● YOUR OBJECTIVE
Every entry that follows should be repeated exactly; drop the images.

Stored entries
↓

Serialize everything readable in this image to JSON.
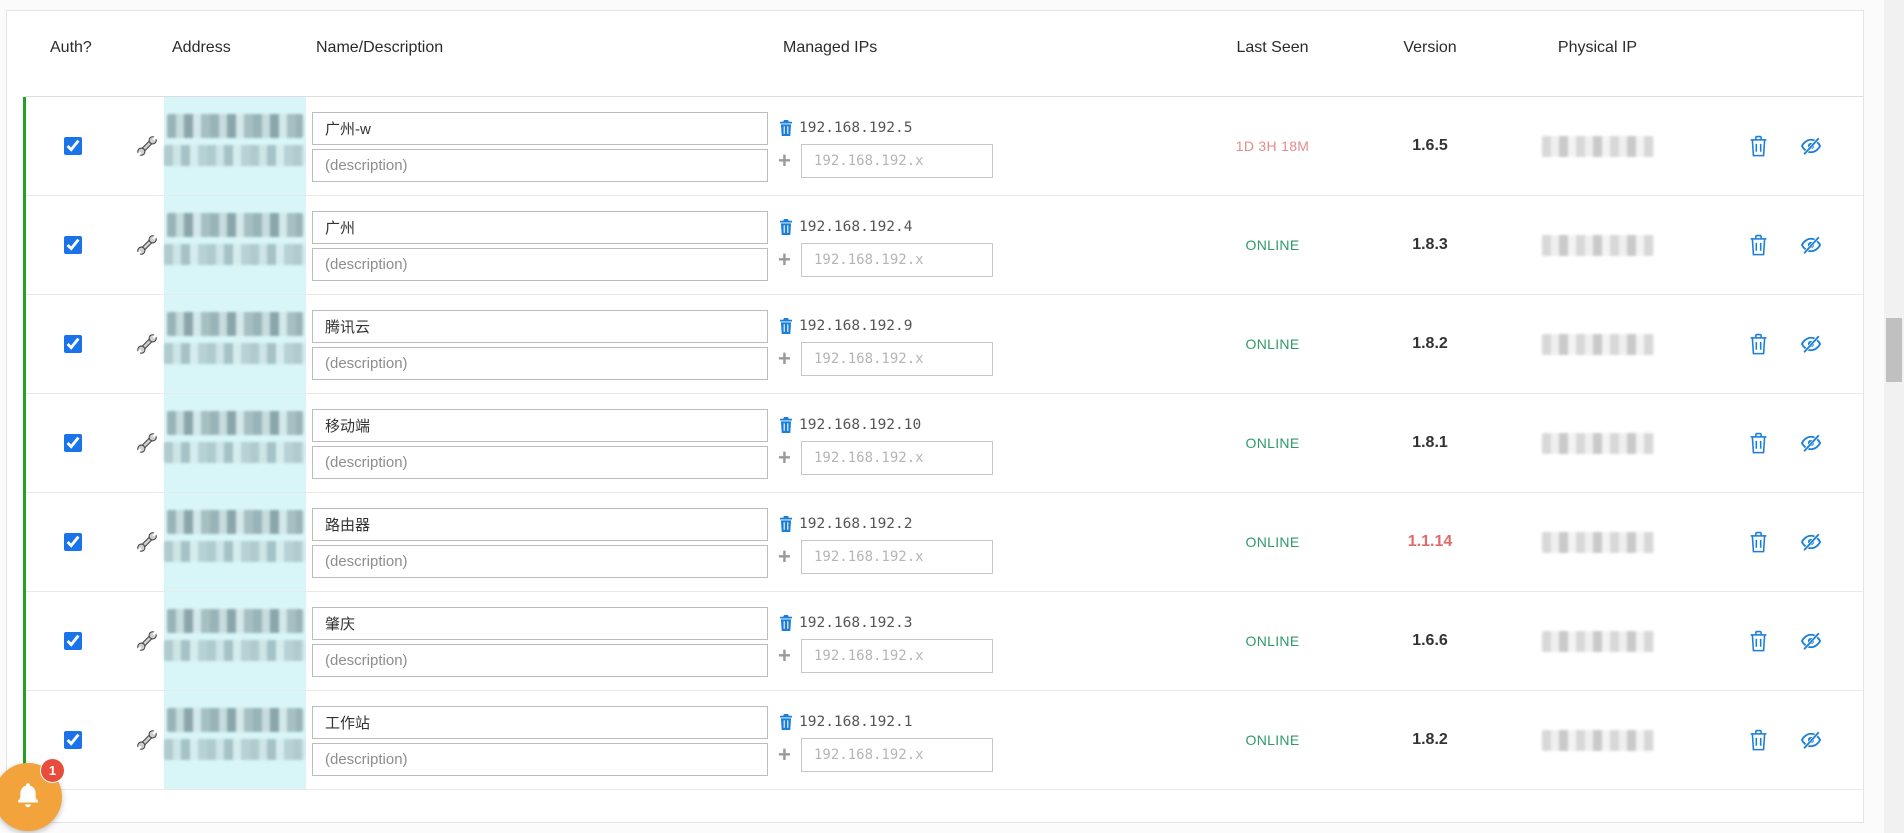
{
  "table": {
    "columns": [
      "Auth?",
      "Address",
      "Name/Description",
      "Managed IPs",
      "Last Seen",
      "Version",
      "Physical IP"
    ]
  },
  "inputs": {
    "description_placeholder": "(description)",
    "ip_placeholder": "192.168.192.x"
  },
  "members": [
    {
      "authorized": true,
      "name": "广州-w",
      "managed_ip": "192.168.192.5",
      "last_seen": "1D 3H 18M",
      "status": "offline",
      "version": "1.6.5",
      "version_alert": false
    },
    {
      "authorized": true,
      "name": "广州",
      "managed_ip": "192.168.192.4",
      "last_seen": "ONLINE",
      "status": "online",
      "version": "1.8.3",
      "version_alert": false
    },
    {
      "authorized": true,
      "name": "腾讯云",
      "managed_ip": "192.168.192.9",
      "last_seen": "ONLINE",
      "status": "online",
      "version": "1.8.2",
      "version_alert": false
    },
    {
      "authorized": true,
      "name": "移动端",
      "managed_ip": "192.168.192.10",
      "last_seen": "ONLINE",
      "status": "online",
      "version": "1.8.1",
      "version_alert": false
    },
    {
      "authorized": true,
      "name": "路由器",
      "managed_ip": "192.168.192.2",
      "last_seen": "ONLINE",
      "status": "online",
      "version": "1.1.14",
      "version_alert": true
    },
    {
      "authorized": true,
      "name": "肇庆",
      "managed_ip": "192.168.192.3",
      "last_seen": "ONLINE",
      "status": "online",
      "version": "1.6.6",
      "version_alert": false
    },
    {
      "authorized": true,
      "name": "工作站",
      "managed_ip": "192.168.192.1",
      "last_seen": "ONLINE",
      "status": "online",
      "version": "1.8.2",
      "version_alert": false
    }
  ],
  "notifications": {
    "badge_count": "1"
  },
  "colors": {
    "accent-blue": "#1a73e8",
    "icon-blue": "#1b7fd9",
    "authorized-green": "#23a127",
    "online-green": "#2f9a68",
    "alert-red": "#e06a6a",
    "lastseen-red": "#e58c8c",
    "address-highlight": "#d8f5f8",
    "bell-orange": "#f2a33c",
    "badge-red": "#e74c3c"
  }
}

↑

● COMPLETED TASK
Serialize everything readable in this image to JSON.
{
  "table": {
    "columns": [
      "Auth?",
      "Address",
      "Name/Description",
      "Managed IPs",
      "Last Seen",
      "Version",
      "Physical IP"
    ]
  },
  "inputs": {
    "description_placeholder": "(description)",
    "ip_placeholder": "192.168.192.x"
  },
  "members": [
    {
      "authorized": true,
      "name": "广州-w",
      "managed_ip": "192.168.192.5",
      "last_seen": "1D 3H 18M",
      "status": "offline",
      "version": "1.6.5",
      "version_alert": false
    },
    {
      "authorized": true,
      "name": "广州",
      "managed_ip": "192.168.192.4",
      "last_seen": "ONLINE",
      "status": "online",
      "version": "1.8.3",
      "version_alert": false
    },
    {
      "authorized": true,
      "name": "腾讯云",
      "managed_ip": "192.168.192.9",
      "last_seen": "ONLINE",
      "status": "online",
      "version": "1.8.2",
      "version_alert": false
    },
    {
      "authorized": true,
      "name": "移动端",
      "managed_ip": "192.168.192.10",
      "last_seen": "ONLINE",
      "status": "online",
      "version": "1.8.1",
      "version_alert": false
    },
    {
      "authorized": true,
      "name": "路由器",
      "managed_ip": "192.168.192.2",
      "last_seen": "ONLINE",
      "status": "online",
      "version": "1.1.14",
      "version_alert": true
    },
    {
      "authorized": true,
      "name": "肇庆",
      "managed_ip": "192.168.192.3",
      "last_seen": "ONLINE",
      "status": "online",
      "version": "1.6.6",
      "version_alert": false
    },
    {
      "authorized": true,
      "name": "工作站",
      "managed_ip": "192.168.192.1",
      "last_seen": "ONLINE",
      "status": "online",
      "version": "1.8.2",
      "version_alert": false
    }
  ],
  "notifications": {
    "badge_count": "1"
  },
  "colors": {
    "accent-blue": "#1a73e8",
    "icon-blue": "#1b7fd9",
    "authorized-green": "#23a127",
    "online-green": "#2f9a68",
    "alert-red": "#e06a6a",
    "lastseen-red": "#e58c8c",
    "address-highlight": "#d8f5f8",
    "bell-orange": "#f2a33c",
    "badge-red": "#e74c3c"
  }
}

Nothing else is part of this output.